*BRIEF:*
Please restate the following records word for word.
— start AVAILABLE DATA —
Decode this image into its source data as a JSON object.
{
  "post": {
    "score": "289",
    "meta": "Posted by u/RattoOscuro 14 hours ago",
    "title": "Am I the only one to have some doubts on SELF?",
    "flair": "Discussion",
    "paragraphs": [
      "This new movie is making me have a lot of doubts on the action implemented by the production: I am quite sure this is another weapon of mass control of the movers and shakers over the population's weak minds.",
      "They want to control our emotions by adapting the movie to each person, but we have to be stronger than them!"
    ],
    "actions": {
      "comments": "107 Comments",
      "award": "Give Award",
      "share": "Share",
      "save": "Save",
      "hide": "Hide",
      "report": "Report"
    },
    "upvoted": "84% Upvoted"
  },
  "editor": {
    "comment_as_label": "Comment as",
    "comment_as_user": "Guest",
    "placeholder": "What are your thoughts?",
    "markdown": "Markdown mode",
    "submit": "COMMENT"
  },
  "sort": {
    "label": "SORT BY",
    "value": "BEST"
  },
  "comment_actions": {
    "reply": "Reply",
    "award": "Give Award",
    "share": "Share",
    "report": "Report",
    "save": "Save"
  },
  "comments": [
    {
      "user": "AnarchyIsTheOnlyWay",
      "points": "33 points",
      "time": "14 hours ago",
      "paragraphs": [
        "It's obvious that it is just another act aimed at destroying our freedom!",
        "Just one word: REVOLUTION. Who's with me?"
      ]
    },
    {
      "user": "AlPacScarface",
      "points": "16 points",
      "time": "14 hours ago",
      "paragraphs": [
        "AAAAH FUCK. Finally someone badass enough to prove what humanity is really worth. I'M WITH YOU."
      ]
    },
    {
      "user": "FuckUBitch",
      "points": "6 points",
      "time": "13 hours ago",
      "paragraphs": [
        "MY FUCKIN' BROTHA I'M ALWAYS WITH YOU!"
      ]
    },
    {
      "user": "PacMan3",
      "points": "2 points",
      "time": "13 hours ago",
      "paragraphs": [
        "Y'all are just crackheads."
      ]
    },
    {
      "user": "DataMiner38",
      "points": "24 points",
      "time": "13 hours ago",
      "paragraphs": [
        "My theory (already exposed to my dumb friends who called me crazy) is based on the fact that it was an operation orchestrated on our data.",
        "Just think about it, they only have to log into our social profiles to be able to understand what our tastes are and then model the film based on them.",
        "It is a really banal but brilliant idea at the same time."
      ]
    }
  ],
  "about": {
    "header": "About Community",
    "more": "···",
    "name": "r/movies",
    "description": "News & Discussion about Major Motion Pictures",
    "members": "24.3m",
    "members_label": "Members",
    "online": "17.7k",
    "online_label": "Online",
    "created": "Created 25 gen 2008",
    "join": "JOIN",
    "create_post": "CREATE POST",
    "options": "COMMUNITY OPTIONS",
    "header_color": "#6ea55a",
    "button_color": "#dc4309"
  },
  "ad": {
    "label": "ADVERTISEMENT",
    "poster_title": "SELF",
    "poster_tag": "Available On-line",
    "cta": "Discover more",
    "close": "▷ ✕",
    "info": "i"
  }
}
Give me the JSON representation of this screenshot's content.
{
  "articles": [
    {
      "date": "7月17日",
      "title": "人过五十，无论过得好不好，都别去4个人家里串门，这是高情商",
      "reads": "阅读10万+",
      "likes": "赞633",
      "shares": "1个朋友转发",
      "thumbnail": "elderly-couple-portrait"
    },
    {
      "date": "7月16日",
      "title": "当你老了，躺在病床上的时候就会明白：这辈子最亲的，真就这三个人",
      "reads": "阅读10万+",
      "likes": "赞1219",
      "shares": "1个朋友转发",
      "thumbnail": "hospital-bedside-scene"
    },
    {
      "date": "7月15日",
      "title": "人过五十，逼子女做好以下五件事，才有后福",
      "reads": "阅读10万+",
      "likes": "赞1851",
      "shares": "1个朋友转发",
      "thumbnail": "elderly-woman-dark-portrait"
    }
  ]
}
— end AVAILABLE DATA —
*WRITTEN ANSWER:*
Decode this image into its source data as a JSON object.
{
  "post": {
    "score": "289",
    "meta": "Posted by u/RattoOscuro 14 hours ago",
    "title": "Am I the only one to have some doubts on SELF?",
    "flair": "Discussion",
    "paragraphs": [
      "This new movie is making me have a lot of doubts on the action implemented by the production: I am quite sure this is another weapon of mass control of the movers and shakers over the population's weak minds.",
      "They want to control our emotions by adapting the movie to each person, but we have to be stronger than them!"
    ],
    "actions": {
      "comments": "107 Comments",
      "award": "Give Award",
      "share": "Share",
      "save": "Save",
      "hide": "Hide",
      "report": "Report"
    },
    "upvoted": "84% Upvoted"
  },
  "editor": {
    "comment_as_label": "Comment as",
    "comment_as_user": "Guest",
    "placeholder": "What are your thoughts?",
    "markdown": "Markdown mode",
    "submit": "COMMENT"
  },
  "sort": {
    "label": "SORT BY",
    "value": "BEST"
  },
  "comment_actions": {
    "reply": "Reply",
    "award": "Give Award",
    "share": "Share",
    "report": "Report",
    "save": "Save"
  },
  "comments": [
    {
      "user": "AnarchyIsTheOnlyWay",
      "points": "33 points",
      "time": "14 hours ago",
      "paragraphs": [
        "It's obvious that it is just another act aimed at destroying our freedom!",
        "Just one word: REVOLUTION. Who's with me?"
      ]
    },
    {
      "user": "AlPacScarface",
      "points": "16 points",
      "time": "14 hours ago",
      "paragraphs": [
        "AAAAH FUCK. Finally someone badass enough to prove what humanity is really worth. I'M WITH YOU."
      ]
    },
    {
      "user": "FuckUBitch",
      "points": "6 points",
      "time": "13 hours ago",
      "paragraphs": [
        "MY FUCKIN' BROTHA I'M ALWAYS WITH YOU!"
      ]
    },
    {
      "user": "PacMan3",
      "points": "2 points",
      "time": "13 hours ago",
      "paragraphs": [
        "Y'all are just crackheads."
      ]
    },
    {
      "user": "DataMiner38",
      "points": "24 points",
      "time": "13 hours ago",
      "paragraphs": [
        "My theory (already exposed to my dumb friends who called me crazy) is based on the fact that it was an operation orchestrated on our data.",
        "Just think about it, they only have to log into our social profiles to be able to understand what our tastes are and then model the film based on them.",
        "It is a really banal but brilliant idea at the same time."
      ]
    }
  ],
  "about": {
    "header": "About Community",
    "more": "···",
    "name": "r/movies",
    "description": "News & Discussion about Major Motion Pictures",
    "members": "24.3m",
    "members_label": "Members",
    "online": "17.7k",
    "online_label": "Online",
    "created": "Created 25 gen 2008",
    "join": "JOIN",
    "create_post": "CREATE POST",
    "options": "COMMUNITY OPTIONS",
    "header_color": "#6ea55a",
    "button_color": "#dc4309"
  },
  "ad": {
    "label": "ADVERTISEMENT",
    "poster_title": "SELF",
    "poster_tag": "Available On-line",
    "cta": "Discover more",
    "close": "▷ ✕",
    "info": "i"
  }
}
Give me the JSON representation of this screenshot's content.
{
  "articles": [
    {
      "date": "7月17日",
      "title": "人过五十，无论过得好不好，都别去4个人家里串门，这是高情商",
      "reads": "阅读10万+",
      "likes": "赞633",
      "shares": "1个朋友转发",
      "thumbnail": "elderly-couple-portrait"
    },
    {
      "date": "7月16日",
      "title": "当你老了，躺在病床上的时候就会明白：这辈子最亲的，真就这三个人",
      "reads": "阅读10万+",
      "likes": "赞1219",
      "shares": "1个朋友转发",
      "thumbnail": "hospital-bedside-scene"
    },
    {
      "date": "7月15日",
      "title": "人过五十，逼子女做好以下五件事，才有后福",
      "reads": "阅读10万+",
      "likes": "赞1851",
      "shares": "1个朋友转发",
      "thumbnail": "elderly-woman-dark-portrait"
    }
  ]
}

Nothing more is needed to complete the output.